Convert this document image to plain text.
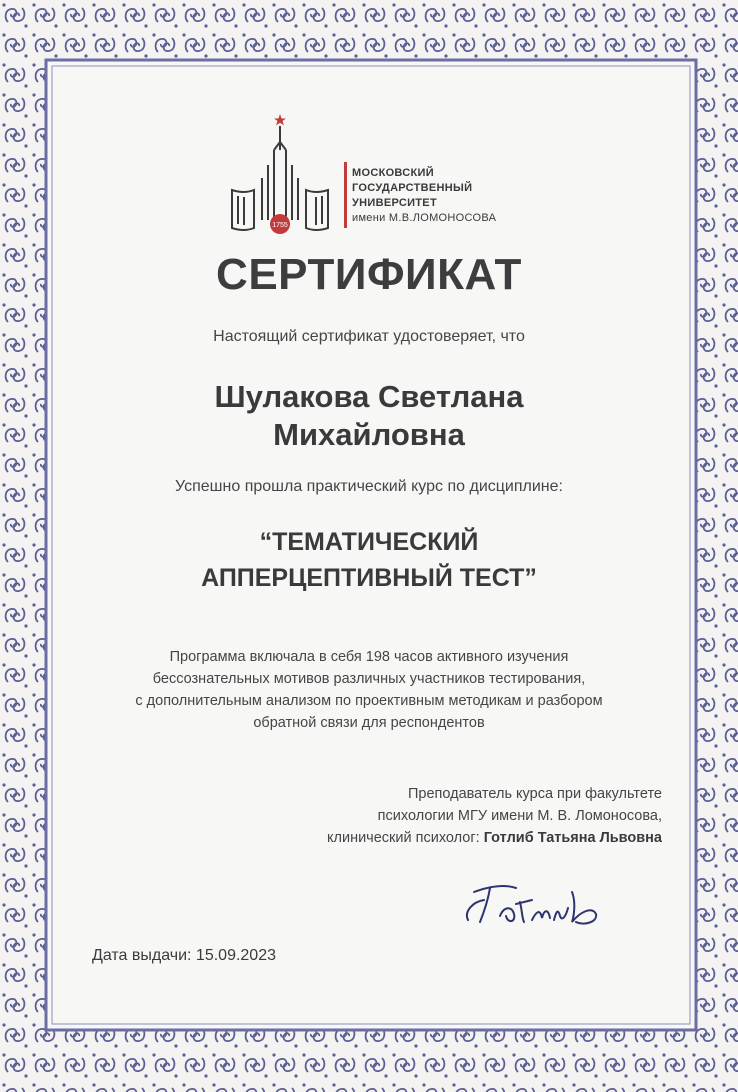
1755
МОСКОВСКИЙ
ГОСУДАРСТВЕННЫЙ
УНИВЕРСИТЕТ
имени М.В.ЛОМОНОСОВА
СЕРТИФИКАТ
Настоящий сертификат удостоверяет, что
Шулакова Светлана
Михайловна
Успешно прошла практический курс по дисциплине:
“ТЕМАТИЧЕСКИЙ
АППЕРЦЕПТИВНЫЙ ТЕСТ”
Программа включала в себя 198 часов активного изучения
бессознательных мотивов различных участников тестирования,
с дополнительным анализом по проективным методикам и разбором
обратной связи для респондентов
Преподаватель курса при факультете
психологии МГУ имени М. В. Ломоносова,
клинический психолог: Готлиб Татьяна Львовна
Дата выдачи: 15.09.2023
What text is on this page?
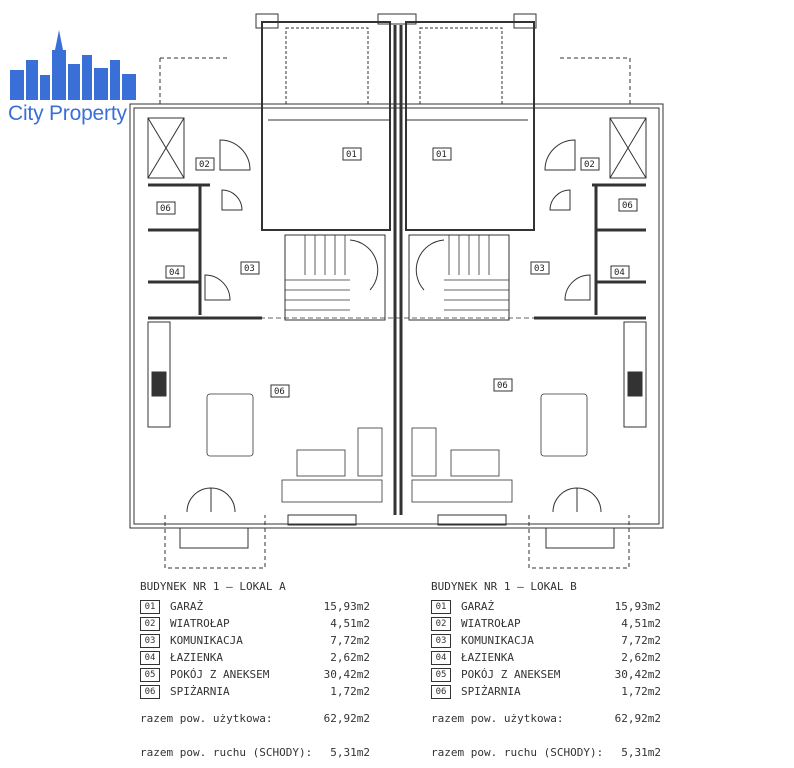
01	01
02	02
03	03
04	04
06	06
06
06
City Property
BUDYNEK NR 1 – LOKAL A
01	GARAŻ	15,93m2
02	WIATROŁAP	4,51m2
03	KOMUNIKACJA	7,72m2
04	ŁAZIENKA	2,62m2
05	POKÓJ Z ANEKSEM	30,42m2
06	SPIŻARNIA	1,72m2
razem pow. użytkowa:	62,92m2
razem pow. ruchu (SCHODY): 5,31m2
BUDYNEK NR 1 – LOKAL B
01	GARAŻ	15,93m2
02	WIATROŁAP	4,51m2
03	KOMUNIKACJA	7,72m2
04	ŁAZIENKA	2,62m2
05	POKÓJ Z ANEKSEM	30,42m2
06	SPIŻARNIA	1,72m2
razem pow. użytkowa:	62,92m2
razem pow. ruchu (SCHODY): 5,31m2
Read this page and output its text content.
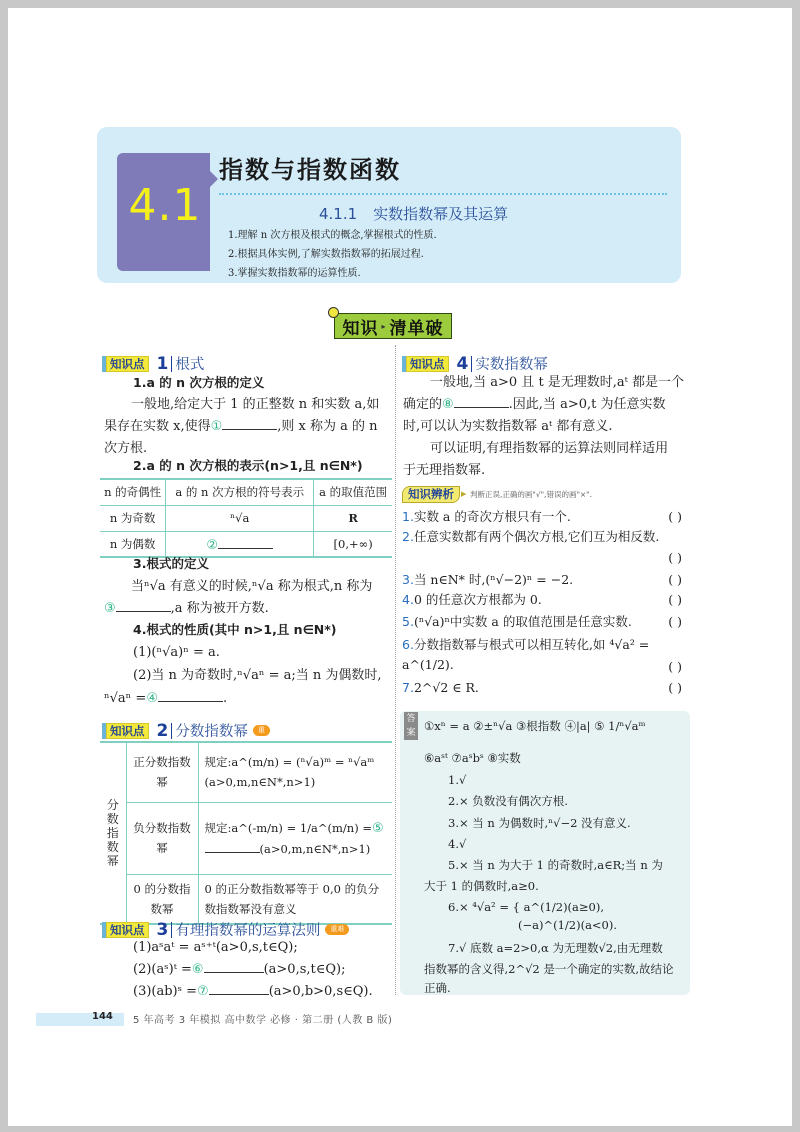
4.1
指数与指数函数
4.1.1 实数指数幂及其运算
1.理解 n 次方根及根式的概念,掌握根式的性质.
2.根据具体实例,了解实数指数幂的拓展过程.
3.掌握实数指数幂的运算性质.
知识 ▸ 清单破
知识点 1 根式
1.a 的 n 次方根的定义
一般地,给定大于 1 的正整数 n 和实数 a,如
果存在实数 x,使得①	,则 x 称为 a 的 n
次方根.
2.a 的 n 次方根的表示(n>1,且 n∈N*)
n 的奇偶性	a 的 n 次方根的符号表示	a 的取值范围
n 为奇数	ⁿ√a	R
n 为偶数	②	[0,+∞)
3.根式的定义
当ⁿ√a 有意义的时候,ⁿ√a 称为根式,n 称为
③	,a 称为被开方数.
4.根式的性质(其中 n>1,且 n∈N*)
(1)(ⁿ√a)ⁿ = a.
(2)当 n 为奇数时,ⁿ√aⁿ = a;当 n 为偶数时,
ⁿ√aⁿ =④	.
知识点 2 分数指数幂	重
分数指数幂	正分数指数幂	规定:a^(m/n) = (ⁿ√a)ᵐ = ⁿ√aᵐ (a>0,m,n∈N*,n>1)
	负分数指数幂	规定:a^(-m/n) = 1/a^(m/n) =⑤(a>0,m,n∈N*,n>1)
	0 的分数指数幂	0 的正分数指数幂等于 0,0 的负分数指数幂没有意义
知识点 3 有理指数幂的运算法则	重难
(1)aˢaᵗ = aˢ⁺ᵗ(a>0,s,t∈Q);
(2)(aˢ)ᵗ =⑥	(a>0,s,t∈Q);
(3)(ab)ˢ =⑦	(a>0,b>0,s∈Q).
知识点 4 实数指数幂
一般地,当 a>0 且 t 是无理数时,aᵗ 都是一个
确定的⑧	.因此,当 a>0,t 为任意实数
时,可以认为实数指数幂 aᵗ 都有意义.
可以证明,有理指数幂的运算法则同样适用
于无理指数幂.
知识辨析	▶ 判断正误,正确的画"√",错误的画"×".
1.实数 a 的奇次方根只有一个.	( )
2.任意实数都有两个偶次方根,它们互为相反数.
( )
3.当 n∈N* 时,(ⁿ√−2)ⁿ = −2.	( )
4.0 的任意次方根都为 0.	( )
5.(ⁿ√a)ⁿ中实数 a 的取值范围是任意实数.	( )
6.分数指数幂与根式可以相互转化,如 ⁴√a² = a^(1/2).	( )
7.2^√2 ∈ R.	( )
答案 ①xⁿ = a ②±ⁿ√a ③根指数 ④|a| ⑤ 1/ⁿ√aᵐ
⑥aˢᵗ ⑦aˢbˢ ⑧实数
1.√
2.× 负数没有偶次方根.
3.× 当 n 为偶数时,ⁿ√−2 没有意义.
4.√
5.× 当 n 为大于 1 的奇数时,a∈R;当 n 为
大于 1 的偶数时,a≥0.
6.× ⁴√a² = { a^(1/2)(a≥0),
(−a)^(1/2)(a<0).
7.√ 底数 a=2>0,α 为无理数√2,由无理数
指数幂的含义得,2^√2 是一个确定的实数,故结论
正确.
144 5 年高考 3 年模拟 高中数学 必修 · 第二册 (人教 B 版)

______________________________

__REQUIRED TASK__. Copy out only the lines beginning at the line with "Read this page and output its text content." and ending at the last line of the entries. Keep them exact; drop pictures.

__RESPONSE TO THIS TASK__.
Read this page and output its text content.
4.1
指数与指数函数
4.1.1 实数指数幂及其运算
1.理解 n 次方根及根式的概念,掌握根式的性质.
2.根据具体实例,了解实数指数幂的拓展过程.
3.掌握实数指数幂的运算性质.
知识 ▸ 清单破
知识点 1 根式
1.a 的 n 次方根的定义
一般地,给定大于 1 的正整数 n 和实数 a,如
果存在实数 x,使得①	,则 x 称为 a 的 n
次方根.
2.a 的 n 次方根的表示(n>1,且 n∈N*)
n 的奇偶性	a 的 n 次方根的符号表示	a 的取值范围
n 为奇数	ⁿ√a	R
n 为偶数	②	[0,+∞)
3.根式的定义
当ⁿ√a 有意义的时候,ⁿ√a 称为根式,n 称为
③	,a 称为被开方数.
4.根式的性质(其中 n>1,且 n∈N*)
(1)(ⁿ√a)ⁿ = a.
(2)当 n 为奇数时,ⁿ√aⁿ = a;当 n 为偶数时,
ⁿ√aⁿ =④	.
知识点 2 分数指数幂	重
分数指数幂	正分数指数幂	规定:a^(m/n) = (ⁿ√a)ᵐ = ⁿ√aᵐ (a>0,m,n∈N*,n>1)
	负分数指数幂	规定:a^(-m/n) = 1/a^(m/n) =⑤(a>0,m,n∈N*,n>1)
	0 的分数指数幂	0 的正分数指数幂等于 0,0 的负分数指数幂没有意义
知识点 3 有理指数幂的运算法则	重难
(1)aˢaᵗ = aˢ⁺ᵗ(a>0,s,t∈Q);
(2)(aˢ)ᵗ =⑥	(a>0,s,t∈Q);
(3)(ab)ˢ =⑦	(a>0,b>0,s∈Q).
知识点 4 实数指数幂
一般地,当 a>0 且 t 是无理数时,aᵗ 都是一个
确定的⑧	.因此,当 a>0,t 为任意实数
时,可以认为实数指数幂 aᵗ 都有意义.
可以证明,有理指数幂的运算法则同样适用
于无理指数幂.
知识辨析	▶ 判断正误,正确的画"√",错误的画"×".
1.实数 a 的奇次方根只有一个.	( )
2.任意实数都有两个偶次方根,它们互为相反数.
( )
3.当 n∈N* 时,(ⁿ√−2)ⁿ = −2.	( )
4.0 的任意次方根都为 0.	( )
5.(ⁿ√a)ⁿ中实数 a 的取值范围是任意实数.	( )
6.分数指数幂与根式可以相互转化,如 ⁴√a² = a^(1/2).	( )
7.2^√2 ∈ R.	( )
答案 ①xⁿ = a ②±ⁿ√a ③根指数 ④|a| ⑤ 1/ⁿ√aᵐ
⑥aˢᵗ ⑦aˢbˢ ⑧实数
1.√
2.× 负数没有偶次方根.
3.× 当 n 为偶数时,ⁿ√−2 没有意义.
4.√
5.× 当 n 为大于 1 的奇数时,a∈R;当 n 为
大于 1 的偶数时,a≥0.
6.× ⁴√a² = { a^(1/2)(a≥0),
(−a)^(1/2)(a<0).
7.√ 底数 a=2>0,α 为无理数√2,由无理数
指数幂的含义得,2^√2 是一个确定的实数,故结论
正确.
144 5 年高考 3 年模拟 高中数学 必修 · 第二册 (人教 B 版)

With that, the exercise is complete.